*** Block opens ***
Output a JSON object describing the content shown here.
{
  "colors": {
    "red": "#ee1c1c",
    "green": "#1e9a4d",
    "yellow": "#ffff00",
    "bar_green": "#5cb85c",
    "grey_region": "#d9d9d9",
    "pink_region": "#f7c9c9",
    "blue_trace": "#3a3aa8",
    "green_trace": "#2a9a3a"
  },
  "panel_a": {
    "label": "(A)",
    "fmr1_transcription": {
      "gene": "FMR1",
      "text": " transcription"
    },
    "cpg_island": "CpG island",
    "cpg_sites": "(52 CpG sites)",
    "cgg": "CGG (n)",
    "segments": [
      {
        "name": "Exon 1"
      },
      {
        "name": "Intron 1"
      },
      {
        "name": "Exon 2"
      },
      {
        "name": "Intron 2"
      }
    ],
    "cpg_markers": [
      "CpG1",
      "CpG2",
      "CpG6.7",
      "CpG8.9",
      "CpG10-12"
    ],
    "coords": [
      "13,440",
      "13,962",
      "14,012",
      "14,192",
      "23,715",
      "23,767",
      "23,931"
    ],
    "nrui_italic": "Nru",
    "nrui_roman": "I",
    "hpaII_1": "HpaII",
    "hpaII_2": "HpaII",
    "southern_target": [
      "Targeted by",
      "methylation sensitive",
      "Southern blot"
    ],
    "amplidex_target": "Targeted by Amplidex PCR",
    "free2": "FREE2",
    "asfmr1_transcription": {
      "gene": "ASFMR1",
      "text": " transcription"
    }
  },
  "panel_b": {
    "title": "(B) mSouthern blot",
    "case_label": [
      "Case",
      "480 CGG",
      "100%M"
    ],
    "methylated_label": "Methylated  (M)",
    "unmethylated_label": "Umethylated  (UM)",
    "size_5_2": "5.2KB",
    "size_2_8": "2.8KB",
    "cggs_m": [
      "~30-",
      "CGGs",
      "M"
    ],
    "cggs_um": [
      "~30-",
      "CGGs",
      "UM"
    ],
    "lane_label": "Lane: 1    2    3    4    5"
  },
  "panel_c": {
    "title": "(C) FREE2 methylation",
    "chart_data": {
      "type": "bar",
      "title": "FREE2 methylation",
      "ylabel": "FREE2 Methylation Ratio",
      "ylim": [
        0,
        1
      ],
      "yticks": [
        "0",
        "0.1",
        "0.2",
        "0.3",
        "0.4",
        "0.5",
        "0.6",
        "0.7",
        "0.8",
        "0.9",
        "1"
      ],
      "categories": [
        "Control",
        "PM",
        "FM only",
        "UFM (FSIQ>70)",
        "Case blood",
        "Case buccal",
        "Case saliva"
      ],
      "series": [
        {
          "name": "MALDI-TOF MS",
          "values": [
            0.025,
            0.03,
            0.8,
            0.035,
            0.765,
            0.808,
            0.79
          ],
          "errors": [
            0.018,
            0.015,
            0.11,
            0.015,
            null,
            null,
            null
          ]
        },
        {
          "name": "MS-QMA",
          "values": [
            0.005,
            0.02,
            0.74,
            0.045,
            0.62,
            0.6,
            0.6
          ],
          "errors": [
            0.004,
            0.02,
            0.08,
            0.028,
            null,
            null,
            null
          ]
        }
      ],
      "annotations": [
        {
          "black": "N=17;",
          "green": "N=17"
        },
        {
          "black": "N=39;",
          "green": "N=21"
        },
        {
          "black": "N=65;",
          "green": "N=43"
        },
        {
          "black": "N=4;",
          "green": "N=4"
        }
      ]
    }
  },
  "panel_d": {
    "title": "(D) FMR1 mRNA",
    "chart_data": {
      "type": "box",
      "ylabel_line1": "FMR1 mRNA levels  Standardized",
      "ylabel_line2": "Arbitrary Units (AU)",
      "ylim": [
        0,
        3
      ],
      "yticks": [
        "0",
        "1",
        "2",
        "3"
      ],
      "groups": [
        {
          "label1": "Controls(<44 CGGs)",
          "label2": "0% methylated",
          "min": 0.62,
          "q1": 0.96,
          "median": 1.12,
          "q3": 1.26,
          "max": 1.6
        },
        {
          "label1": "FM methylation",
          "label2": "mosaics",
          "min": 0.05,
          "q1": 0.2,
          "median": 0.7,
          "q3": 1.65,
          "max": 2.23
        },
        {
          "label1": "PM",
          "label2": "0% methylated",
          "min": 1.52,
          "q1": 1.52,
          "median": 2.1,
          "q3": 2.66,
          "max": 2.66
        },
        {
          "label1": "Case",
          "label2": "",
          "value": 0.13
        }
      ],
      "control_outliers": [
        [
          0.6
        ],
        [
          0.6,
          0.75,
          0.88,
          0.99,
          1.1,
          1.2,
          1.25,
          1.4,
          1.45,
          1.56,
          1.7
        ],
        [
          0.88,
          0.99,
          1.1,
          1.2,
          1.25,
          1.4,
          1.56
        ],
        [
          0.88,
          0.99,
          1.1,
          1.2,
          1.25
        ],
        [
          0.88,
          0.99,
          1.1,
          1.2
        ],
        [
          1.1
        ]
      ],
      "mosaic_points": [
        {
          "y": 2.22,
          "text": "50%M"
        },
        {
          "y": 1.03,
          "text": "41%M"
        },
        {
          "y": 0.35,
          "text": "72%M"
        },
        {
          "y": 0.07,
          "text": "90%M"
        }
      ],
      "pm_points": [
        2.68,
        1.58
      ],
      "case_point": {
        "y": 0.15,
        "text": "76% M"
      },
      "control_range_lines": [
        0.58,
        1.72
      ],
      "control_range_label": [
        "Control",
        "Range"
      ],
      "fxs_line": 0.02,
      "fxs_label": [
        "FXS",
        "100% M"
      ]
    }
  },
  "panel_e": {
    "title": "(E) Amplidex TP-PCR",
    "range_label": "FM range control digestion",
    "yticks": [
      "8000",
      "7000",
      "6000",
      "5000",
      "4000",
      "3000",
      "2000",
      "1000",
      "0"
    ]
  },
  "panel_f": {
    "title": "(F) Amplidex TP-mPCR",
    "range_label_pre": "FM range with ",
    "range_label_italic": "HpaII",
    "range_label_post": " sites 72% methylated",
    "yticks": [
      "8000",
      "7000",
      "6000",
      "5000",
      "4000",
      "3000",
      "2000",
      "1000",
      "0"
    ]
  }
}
*** Block closes ***
*** Block opens ***
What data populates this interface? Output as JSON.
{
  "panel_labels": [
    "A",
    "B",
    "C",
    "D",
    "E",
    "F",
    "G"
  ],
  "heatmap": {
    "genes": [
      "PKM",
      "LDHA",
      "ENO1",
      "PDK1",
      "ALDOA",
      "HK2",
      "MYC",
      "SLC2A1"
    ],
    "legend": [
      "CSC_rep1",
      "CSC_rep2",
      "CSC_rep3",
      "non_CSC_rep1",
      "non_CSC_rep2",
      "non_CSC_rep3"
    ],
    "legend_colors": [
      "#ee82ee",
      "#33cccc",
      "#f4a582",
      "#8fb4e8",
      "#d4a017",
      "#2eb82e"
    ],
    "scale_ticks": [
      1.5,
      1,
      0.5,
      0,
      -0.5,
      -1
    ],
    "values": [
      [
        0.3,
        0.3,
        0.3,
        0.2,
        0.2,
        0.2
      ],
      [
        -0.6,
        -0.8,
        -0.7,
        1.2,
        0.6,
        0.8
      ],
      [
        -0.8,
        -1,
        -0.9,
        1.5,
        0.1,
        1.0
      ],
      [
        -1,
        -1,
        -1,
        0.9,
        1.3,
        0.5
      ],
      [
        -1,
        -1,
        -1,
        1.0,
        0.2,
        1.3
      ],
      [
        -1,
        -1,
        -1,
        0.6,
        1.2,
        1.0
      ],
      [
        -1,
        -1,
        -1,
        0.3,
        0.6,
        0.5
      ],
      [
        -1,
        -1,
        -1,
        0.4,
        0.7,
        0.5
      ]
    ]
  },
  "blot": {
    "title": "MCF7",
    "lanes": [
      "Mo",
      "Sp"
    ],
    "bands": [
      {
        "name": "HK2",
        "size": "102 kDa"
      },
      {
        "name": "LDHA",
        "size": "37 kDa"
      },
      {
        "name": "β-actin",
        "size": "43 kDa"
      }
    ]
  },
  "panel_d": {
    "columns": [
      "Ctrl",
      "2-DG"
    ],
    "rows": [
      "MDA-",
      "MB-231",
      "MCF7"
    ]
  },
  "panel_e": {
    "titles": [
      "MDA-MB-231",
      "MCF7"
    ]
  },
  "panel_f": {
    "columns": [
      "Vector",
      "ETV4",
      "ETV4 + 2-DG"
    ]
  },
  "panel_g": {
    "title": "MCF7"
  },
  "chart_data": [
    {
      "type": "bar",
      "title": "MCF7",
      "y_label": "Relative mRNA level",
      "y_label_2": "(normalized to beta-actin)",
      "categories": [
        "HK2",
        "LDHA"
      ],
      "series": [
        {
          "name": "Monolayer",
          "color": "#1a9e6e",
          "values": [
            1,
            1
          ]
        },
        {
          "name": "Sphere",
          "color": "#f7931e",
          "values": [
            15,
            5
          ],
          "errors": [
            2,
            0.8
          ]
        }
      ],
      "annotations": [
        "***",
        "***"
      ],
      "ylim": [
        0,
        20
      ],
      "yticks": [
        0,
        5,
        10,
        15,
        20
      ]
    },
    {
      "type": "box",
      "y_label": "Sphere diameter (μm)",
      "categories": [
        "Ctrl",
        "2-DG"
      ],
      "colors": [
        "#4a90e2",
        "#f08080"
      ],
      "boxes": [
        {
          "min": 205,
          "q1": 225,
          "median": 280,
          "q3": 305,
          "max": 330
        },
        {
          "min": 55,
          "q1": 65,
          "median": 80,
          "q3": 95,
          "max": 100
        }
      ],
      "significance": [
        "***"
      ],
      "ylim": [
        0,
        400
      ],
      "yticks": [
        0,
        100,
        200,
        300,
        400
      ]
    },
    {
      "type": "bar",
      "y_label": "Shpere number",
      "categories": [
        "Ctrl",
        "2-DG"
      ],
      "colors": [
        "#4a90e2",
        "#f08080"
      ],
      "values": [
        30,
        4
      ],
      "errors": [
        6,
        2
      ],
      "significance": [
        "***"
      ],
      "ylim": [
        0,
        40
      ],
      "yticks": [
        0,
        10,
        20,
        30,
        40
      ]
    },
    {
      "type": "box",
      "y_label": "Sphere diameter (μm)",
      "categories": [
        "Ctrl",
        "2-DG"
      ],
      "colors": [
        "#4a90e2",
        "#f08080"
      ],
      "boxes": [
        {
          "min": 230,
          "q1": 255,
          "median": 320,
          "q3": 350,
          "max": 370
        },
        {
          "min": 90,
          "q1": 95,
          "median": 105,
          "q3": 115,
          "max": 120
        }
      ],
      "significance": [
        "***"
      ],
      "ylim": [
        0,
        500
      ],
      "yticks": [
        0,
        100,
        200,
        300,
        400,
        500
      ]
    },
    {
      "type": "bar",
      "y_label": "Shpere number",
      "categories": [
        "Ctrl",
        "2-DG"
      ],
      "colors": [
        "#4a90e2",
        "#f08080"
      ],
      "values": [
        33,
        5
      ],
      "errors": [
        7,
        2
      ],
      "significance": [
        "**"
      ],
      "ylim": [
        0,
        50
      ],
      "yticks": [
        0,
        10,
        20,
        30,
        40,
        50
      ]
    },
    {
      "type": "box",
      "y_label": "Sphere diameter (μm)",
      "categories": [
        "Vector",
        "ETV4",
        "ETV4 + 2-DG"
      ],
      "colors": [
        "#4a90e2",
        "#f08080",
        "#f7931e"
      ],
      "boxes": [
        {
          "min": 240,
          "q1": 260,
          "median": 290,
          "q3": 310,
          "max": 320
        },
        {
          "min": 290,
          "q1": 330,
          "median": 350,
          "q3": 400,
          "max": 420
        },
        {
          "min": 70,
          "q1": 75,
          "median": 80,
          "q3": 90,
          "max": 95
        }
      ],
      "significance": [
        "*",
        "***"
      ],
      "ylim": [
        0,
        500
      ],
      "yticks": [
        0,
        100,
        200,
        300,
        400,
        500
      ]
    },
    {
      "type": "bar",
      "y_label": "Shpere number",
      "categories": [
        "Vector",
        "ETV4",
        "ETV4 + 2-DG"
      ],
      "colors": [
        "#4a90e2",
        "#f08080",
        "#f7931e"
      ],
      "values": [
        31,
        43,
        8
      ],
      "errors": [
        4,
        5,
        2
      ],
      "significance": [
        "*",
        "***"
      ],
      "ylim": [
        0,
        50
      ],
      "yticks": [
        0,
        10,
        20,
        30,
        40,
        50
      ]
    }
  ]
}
*** Block closes ***
Check every line of the records above for the string "sites". Copy those that hold it.

Response below:
    "cpg_sites": "(52 CpG sites)",
    "range_label_post": " sites 72% methylated",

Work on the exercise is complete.